++++ Text provided

This section discusses the production forecast methodologies for natural gas, which includes the three AER well type classifications of gas:

  • CBM is methane found in coal seams, both as adsorbed gas and free gas.
  • Shale gas is natural gas locked in fine-grained, organic-rich rock.
  • Tight gas refers to natural gas found in low-permeability rock, such as sandstone, siltstone, and carbonates.

Although tight-gas volumes have been included in the AER's natural gas reserves and production reporting, it is often difficult or impossible to separate the tight portion of the reserves or production of a conventional reservoir.

Supply Costs

A supply cost, or "breakeven" price, is the minimum constant dollar price needed for an operator to recover all capital expenditures, operating costs, royalties, and taxes, as well as to earn a specified return on investment. It is expressed as a dollar value required per unit of production.

++++++++
++++ Dataset content

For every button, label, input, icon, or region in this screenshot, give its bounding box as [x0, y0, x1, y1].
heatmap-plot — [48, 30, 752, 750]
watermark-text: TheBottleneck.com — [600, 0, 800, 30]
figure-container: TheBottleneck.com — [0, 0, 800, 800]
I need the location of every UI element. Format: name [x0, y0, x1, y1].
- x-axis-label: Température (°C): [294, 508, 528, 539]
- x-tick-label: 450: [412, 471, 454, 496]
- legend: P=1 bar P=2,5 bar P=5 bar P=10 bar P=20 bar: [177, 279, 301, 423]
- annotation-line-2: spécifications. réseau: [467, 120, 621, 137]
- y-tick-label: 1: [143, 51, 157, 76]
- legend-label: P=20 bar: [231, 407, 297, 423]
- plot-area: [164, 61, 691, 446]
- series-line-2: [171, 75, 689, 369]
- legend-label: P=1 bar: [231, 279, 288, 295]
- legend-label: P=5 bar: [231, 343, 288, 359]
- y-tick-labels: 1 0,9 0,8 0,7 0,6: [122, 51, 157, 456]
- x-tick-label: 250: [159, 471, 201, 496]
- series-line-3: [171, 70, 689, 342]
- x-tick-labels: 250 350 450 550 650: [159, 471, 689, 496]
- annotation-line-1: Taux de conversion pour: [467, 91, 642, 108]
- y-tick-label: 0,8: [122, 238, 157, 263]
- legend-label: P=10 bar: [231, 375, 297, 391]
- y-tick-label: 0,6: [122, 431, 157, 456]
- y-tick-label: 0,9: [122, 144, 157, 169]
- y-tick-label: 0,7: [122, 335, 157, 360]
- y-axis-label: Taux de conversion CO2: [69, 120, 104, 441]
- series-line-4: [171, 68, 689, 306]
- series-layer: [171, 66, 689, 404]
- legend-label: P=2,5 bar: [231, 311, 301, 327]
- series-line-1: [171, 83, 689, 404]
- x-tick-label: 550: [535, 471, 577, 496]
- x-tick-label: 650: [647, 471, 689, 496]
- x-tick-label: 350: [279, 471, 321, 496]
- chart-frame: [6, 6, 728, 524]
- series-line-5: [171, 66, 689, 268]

++++++++

| Directions for this task |
Summarize the natural gas text in three sentences.

| Exercise solution |
The text covers production forecast methods for natural gas and lists three AER well type classifications: coalbed methane found in coal seams as adsorbed and free gas, shale gas locked in fine-grained, organic-rich rock, and tight gas found in low-permeability rock such as sandstone, siltstone, and carbonates. Tight-gas volumes are included in the AER's reserves and production reporting, but the tight portion of a conventional reservoir's reserves or production is often difficult or impossible to separate. A supply cost, or "breakeven" price, is the minimum constant dollar price per unit of production that lets an operator recover capital expenditures, operating costs, royalties, and taxes and earn a specified return on investment.